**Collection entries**
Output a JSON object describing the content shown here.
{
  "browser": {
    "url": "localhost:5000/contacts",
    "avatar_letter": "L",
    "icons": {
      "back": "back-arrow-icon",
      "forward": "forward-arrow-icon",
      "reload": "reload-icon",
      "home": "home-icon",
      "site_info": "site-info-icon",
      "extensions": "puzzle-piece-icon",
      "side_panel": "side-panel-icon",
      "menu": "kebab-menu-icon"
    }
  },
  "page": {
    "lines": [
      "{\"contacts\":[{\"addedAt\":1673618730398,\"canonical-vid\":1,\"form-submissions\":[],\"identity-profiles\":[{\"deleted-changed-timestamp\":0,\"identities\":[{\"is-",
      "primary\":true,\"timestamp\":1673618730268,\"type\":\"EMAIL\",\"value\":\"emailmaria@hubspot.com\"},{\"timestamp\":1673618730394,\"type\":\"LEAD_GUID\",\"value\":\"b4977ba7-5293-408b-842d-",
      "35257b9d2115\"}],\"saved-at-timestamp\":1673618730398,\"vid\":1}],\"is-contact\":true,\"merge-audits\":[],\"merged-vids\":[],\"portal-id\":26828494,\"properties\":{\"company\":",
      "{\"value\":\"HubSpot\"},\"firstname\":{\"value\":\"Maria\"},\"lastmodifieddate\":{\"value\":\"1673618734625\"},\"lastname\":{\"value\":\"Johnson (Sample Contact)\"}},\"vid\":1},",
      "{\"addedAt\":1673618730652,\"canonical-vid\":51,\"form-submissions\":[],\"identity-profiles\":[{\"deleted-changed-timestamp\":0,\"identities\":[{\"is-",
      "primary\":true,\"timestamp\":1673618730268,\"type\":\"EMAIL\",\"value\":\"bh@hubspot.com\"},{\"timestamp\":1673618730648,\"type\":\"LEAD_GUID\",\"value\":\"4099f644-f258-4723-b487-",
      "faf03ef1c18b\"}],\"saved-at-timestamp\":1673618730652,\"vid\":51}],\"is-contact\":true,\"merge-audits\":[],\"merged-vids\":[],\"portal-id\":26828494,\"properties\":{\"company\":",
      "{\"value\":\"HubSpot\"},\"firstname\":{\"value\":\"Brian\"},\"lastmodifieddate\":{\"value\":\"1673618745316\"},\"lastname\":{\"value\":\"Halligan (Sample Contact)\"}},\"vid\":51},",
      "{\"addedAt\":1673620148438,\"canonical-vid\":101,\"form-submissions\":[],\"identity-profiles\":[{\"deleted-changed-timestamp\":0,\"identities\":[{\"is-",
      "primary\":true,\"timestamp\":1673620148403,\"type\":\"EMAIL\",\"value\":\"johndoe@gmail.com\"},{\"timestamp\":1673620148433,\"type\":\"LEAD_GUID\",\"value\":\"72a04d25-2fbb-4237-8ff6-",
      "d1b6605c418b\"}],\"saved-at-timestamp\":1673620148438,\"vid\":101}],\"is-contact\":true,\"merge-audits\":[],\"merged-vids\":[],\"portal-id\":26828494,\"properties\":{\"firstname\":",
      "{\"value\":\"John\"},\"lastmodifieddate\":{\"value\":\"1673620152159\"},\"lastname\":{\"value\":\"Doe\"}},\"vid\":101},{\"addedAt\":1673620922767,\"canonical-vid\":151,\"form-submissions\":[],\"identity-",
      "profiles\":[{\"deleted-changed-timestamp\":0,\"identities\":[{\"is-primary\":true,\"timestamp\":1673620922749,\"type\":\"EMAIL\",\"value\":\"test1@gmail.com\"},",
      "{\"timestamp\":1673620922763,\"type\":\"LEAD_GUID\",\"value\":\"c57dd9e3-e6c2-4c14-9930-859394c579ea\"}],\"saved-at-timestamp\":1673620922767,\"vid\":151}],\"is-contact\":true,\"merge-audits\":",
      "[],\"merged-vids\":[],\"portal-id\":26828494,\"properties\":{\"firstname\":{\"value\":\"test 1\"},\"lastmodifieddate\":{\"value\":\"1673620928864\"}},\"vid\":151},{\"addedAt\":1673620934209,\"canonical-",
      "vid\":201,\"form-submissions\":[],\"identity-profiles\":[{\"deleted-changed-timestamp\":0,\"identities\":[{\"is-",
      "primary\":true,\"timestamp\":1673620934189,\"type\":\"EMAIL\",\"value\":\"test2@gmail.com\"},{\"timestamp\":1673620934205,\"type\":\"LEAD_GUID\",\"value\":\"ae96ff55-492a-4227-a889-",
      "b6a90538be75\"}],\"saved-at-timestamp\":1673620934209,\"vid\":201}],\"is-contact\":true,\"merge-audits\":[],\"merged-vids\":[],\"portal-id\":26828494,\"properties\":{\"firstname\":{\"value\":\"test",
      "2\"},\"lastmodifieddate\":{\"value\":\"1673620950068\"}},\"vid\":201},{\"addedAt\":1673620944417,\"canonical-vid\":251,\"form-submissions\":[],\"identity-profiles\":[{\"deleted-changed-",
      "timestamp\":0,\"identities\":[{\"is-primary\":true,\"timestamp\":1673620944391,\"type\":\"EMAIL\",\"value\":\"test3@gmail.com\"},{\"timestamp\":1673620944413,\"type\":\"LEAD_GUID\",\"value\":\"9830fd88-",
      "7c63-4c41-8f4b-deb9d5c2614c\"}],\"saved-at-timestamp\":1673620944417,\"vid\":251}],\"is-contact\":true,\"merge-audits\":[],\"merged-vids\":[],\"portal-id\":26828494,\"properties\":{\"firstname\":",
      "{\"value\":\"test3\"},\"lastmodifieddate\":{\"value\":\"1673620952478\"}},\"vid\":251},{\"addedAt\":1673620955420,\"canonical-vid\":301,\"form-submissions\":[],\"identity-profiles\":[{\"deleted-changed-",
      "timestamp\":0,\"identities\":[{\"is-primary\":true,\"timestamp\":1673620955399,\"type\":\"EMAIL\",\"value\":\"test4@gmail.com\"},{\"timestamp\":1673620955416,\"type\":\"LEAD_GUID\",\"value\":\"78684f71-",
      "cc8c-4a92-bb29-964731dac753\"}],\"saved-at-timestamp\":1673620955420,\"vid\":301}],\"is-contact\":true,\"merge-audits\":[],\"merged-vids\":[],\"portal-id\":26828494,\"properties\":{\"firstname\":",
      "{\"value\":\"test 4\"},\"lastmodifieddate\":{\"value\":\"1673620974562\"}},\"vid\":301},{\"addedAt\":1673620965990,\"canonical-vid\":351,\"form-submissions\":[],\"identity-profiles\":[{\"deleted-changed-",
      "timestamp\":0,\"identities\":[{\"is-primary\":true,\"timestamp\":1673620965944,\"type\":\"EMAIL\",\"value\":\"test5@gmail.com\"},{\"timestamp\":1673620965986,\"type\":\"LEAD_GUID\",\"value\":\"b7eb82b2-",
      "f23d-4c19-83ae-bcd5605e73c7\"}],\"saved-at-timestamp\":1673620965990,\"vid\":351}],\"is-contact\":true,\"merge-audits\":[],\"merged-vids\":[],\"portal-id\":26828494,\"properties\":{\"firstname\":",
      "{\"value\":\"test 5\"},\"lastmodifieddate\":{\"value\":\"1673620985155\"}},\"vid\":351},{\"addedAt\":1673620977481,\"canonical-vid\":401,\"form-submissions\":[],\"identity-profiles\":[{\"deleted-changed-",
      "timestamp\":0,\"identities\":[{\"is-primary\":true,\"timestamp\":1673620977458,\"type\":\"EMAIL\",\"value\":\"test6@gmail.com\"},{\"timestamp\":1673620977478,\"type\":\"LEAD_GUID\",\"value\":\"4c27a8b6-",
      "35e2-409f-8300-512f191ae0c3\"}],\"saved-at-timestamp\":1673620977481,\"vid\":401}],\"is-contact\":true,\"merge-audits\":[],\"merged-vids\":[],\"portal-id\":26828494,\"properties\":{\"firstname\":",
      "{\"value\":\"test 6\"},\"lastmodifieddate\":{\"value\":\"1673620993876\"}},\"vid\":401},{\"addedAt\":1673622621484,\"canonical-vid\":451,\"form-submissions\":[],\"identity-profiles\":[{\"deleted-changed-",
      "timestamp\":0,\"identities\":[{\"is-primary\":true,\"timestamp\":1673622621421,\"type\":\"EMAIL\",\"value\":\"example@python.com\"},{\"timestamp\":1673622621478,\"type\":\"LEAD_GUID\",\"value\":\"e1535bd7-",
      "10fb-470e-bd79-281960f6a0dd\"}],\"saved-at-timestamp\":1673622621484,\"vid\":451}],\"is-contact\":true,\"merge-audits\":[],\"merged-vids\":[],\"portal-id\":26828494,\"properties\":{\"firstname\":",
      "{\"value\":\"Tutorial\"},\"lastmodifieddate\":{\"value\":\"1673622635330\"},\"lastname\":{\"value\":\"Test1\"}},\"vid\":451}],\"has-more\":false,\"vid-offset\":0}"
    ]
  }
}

**SHORT TASK**
Copy out each line in the preceding records that contains "Sample".

**RESULT OF THIS TASK**
      "{\"value\":\"HubSpot\"},\"firstname\":{\"value\":\"Maria\"},\"lastmodifieddate\":{\"value\":\"1673618734625\"},\"lastname\":{\"value\":\"Johnson (Sample Contact)\"}},\"vid\":1},",
      "{\"value\":\"HubSpot\"},\"firstname\":{\"value\":\"Brian\"},\"lastmodifieddate\":{\"value\":\"1673618745316\"},\"lastname\":{\"value\":\"Halligan (Sample Contact)\"}},\"vid\":51},",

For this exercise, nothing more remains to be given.